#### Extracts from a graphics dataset
════════

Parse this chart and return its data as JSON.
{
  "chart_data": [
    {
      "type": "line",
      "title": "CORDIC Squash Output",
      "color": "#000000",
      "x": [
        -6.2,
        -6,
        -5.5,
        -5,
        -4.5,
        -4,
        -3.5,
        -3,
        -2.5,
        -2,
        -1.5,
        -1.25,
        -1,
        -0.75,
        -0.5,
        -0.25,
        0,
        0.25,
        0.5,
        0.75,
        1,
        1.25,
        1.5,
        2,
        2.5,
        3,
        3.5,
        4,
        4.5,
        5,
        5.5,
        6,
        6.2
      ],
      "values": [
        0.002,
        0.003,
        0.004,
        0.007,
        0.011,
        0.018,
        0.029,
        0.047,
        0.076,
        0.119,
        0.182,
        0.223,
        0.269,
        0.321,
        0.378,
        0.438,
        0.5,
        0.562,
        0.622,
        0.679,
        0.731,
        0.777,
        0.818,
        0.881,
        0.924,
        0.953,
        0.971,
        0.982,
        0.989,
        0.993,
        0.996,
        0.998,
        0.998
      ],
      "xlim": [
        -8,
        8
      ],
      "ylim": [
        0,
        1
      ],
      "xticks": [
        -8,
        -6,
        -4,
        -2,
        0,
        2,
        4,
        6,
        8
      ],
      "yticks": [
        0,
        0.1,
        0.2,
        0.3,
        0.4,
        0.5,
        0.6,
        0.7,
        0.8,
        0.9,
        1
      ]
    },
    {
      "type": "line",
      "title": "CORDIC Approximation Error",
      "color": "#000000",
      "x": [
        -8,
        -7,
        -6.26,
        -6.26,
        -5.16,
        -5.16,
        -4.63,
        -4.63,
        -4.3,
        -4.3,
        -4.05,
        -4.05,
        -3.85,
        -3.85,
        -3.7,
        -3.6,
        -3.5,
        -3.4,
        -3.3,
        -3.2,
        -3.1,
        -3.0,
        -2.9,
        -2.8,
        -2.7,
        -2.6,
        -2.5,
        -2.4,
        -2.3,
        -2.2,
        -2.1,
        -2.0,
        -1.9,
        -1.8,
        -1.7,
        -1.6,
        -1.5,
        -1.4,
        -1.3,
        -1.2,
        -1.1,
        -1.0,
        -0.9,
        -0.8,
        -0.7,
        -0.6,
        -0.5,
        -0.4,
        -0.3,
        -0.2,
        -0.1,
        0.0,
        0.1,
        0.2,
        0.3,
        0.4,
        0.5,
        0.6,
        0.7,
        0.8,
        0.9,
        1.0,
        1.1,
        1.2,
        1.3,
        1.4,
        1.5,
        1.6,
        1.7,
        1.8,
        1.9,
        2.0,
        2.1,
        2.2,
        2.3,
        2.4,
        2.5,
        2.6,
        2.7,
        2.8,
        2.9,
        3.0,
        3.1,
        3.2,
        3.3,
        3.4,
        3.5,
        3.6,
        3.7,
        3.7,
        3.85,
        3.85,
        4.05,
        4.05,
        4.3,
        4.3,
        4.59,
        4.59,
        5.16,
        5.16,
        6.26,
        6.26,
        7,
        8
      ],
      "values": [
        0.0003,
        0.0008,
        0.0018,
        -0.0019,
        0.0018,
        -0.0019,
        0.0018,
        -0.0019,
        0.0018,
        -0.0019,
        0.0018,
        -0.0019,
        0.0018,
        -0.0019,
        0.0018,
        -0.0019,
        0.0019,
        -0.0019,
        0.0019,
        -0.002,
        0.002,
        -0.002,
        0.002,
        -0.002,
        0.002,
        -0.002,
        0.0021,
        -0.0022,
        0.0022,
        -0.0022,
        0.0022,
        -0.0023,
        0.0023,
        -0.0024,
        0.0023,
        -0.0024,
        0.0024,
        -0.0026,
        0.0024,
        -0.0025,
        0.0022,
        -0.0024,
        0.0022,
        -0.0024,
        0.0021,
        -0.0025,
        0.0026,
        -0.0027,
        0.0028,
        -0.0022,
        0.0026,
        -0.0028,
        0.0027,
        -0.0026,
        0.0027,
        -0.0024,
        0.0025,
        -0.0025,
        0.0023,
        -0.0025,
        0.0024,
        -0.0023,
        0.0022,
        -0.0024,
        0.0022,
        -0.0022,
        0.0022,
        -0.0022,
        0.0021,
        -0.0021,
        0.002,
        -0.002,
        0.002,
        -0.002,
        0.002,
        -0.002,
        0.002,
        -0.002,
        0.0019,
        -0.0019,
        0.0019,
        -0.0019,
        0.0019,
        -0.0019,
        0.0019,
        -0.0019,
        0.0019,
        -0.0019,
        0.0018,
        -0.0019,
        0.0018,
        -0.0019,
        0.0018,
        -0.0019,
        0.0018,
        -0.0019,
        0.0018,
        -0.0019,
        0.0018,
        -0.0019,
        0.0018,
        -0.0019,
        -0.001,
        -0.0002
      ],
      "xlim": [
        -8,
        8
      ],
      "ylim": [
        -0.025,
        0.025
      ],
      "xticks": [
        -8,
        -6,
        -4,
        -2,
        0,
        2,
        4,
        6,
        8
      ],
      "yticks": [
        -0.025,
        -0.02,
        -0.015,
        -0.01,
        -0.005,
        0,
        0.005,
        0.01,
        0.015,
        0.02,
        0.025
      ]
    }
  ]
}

════════

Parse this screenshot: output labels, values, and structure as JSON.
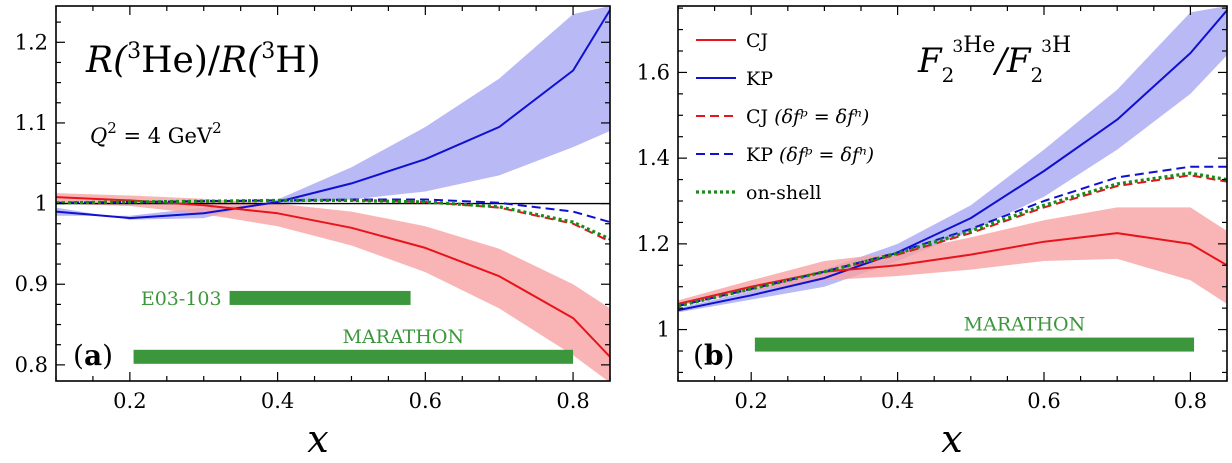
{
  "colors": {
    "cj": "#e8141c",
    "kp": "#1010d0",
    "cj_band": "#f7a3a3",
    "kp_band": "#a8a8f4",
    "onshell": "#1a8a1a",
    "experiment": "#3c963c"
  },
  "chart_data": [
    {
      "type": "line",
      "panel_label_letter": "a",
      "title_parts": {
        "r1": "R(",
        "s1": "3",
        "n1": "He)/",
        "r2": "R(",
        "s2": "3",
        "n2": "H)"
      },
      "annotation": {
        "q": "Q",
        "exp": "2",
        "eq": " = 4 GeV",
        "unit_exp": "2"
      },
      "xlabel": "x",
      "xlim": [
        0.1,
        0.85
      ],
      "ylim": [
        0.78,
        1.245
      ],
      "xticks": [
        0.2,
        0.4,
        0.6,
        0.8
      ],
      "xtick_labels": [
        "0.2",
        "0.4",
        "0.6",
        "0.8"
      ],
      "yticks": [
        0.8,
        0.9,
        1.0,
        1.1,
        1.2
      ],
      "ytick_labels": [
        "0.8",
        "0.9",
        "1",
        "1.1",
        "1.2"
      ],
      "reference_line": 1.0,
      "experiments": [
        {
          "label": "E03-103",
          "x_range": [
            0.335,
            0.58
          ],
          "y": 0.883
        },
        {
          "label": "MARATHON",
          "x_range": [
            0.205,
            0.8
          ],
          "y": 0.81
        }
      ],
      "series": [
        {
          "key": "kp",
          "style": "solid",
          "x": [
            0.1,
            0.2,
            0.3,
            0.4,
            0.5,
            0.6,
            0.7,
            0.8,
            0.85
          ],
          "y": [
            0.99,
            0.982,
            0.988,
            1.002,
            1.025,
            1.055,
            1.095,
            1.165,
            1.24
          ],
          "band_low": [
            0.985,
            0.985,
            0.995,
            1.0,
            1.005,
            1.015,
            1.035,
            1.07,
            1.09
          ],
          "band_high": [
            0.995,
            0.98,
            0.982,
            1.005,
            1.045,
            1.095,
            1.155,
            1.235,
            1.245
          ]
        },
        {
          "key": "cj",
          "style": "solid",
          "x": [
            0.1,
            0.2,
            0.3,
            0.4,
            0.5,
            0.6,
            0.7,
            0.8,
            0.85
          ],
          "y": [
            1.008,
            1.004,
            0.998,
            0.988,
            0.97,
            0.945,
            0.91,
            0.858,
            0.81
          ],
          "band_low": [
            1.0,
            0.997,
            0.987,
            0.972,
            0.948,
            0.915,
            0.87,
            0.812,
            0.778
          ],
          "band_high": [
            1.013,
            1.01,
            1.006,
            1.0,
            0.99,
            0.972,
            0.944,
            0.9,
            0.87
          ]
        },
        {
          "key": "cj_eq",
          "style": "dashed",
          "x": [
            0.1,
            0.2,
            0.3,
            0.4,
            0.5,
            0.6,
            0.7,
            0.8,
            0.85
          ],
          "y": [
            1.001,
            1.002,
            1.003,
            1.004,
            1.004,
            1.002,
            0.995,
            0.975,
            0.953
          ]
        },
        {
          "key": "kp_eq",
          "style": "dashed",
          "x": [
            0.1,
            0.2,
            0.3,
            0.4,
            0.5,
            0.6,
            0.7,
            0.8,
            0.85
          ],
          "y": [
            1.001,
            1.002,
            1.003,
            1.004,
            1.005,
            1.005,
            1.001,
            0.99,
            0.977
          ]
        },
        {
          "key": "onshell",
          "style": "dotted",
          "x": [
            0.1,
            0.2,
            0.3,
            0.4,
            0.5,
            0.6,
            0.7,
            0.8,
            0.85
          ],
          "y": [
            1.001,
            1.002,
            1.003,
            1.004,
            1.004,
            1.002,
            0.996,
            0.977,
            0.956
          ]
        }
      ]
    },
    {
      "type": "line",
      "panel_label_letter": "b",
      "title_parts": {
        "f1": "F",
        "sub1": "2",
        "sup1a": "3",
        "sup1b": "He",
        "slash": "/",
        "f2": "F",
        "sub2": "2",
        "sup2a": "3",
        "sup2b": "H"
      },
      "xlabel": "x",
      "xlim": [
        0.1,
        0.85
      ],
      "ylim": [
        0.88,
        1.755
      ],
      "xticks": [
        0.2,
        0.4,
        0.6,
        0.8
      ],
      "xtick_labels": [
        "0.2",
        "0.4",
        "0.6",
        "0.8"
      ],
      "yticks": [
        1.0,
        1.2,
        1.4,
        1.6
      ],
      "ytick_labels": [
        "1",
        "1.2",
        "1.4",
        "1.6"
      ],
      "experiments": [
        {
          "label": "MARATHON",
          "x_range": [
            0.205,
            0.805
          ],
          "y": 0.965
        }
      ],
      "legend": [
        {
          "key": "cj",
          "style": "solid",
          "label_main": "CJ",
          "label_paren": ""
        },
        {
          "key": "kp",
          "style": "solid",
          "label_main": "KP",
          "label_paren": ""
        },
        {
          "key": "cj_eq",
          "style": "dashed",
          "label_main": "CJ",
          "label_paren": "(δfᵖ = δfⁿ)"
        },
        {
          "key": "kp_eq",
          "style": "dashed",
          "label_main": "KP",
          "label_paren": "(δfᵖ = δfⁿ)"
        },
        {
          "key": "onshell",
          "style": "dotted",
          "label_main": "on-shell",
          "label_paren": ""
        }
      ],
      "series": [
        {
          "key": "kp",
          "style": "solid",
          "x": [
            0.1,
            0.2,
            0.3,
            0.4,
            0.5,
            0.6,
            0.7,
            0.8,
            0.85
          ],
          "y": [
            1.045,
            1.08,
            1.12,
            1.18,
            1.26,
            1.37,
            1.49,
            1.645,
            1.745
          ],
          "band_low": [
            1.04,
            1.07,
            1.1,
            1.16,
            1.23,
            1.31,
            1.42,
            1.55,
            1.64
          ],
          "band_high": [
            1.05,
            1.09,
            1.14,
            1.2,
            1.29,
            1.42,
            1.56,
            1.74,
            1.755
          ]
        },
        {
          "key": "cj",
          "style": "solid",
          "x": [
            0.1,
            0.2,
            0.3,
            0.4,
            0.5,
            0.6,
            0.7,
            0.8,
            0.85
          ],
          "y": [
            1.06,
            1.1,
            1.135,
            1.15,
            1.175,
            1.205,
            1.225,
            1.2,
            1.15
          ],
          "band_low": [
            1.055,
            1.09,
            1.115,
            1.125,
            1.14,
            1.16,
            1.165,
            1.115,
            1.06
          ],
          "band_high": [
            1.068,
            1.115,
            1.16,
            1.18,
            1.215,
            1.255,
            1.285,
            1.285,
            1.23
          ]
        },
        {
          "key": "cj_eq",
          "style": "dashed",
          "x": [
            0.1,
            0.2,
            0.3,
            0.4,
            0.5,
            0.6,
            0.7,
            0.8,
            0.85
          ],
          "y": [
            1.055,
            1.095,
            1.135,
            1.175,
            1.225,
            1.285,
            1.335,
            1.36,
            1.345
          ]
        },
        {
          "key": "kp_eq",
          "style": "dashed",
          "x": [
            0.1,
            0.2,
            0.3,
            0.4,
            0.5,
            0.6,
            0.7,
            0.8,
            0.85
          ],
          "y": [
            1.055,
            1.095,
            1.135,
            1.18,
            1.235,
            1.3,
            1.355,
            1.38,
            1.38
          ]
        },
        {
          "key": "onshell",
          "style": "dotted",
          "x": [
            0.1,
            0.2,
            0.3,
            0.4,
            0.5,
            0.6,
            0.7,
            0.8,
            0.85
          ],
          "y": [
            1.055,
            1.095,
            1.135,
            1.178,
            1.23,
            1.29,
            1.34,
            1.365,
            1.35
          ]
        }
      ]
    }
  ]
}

════════

#### Aim
Say, as a single number and nothing more, how many lines of the entries contain the word "CORDIC".

#### Solution
2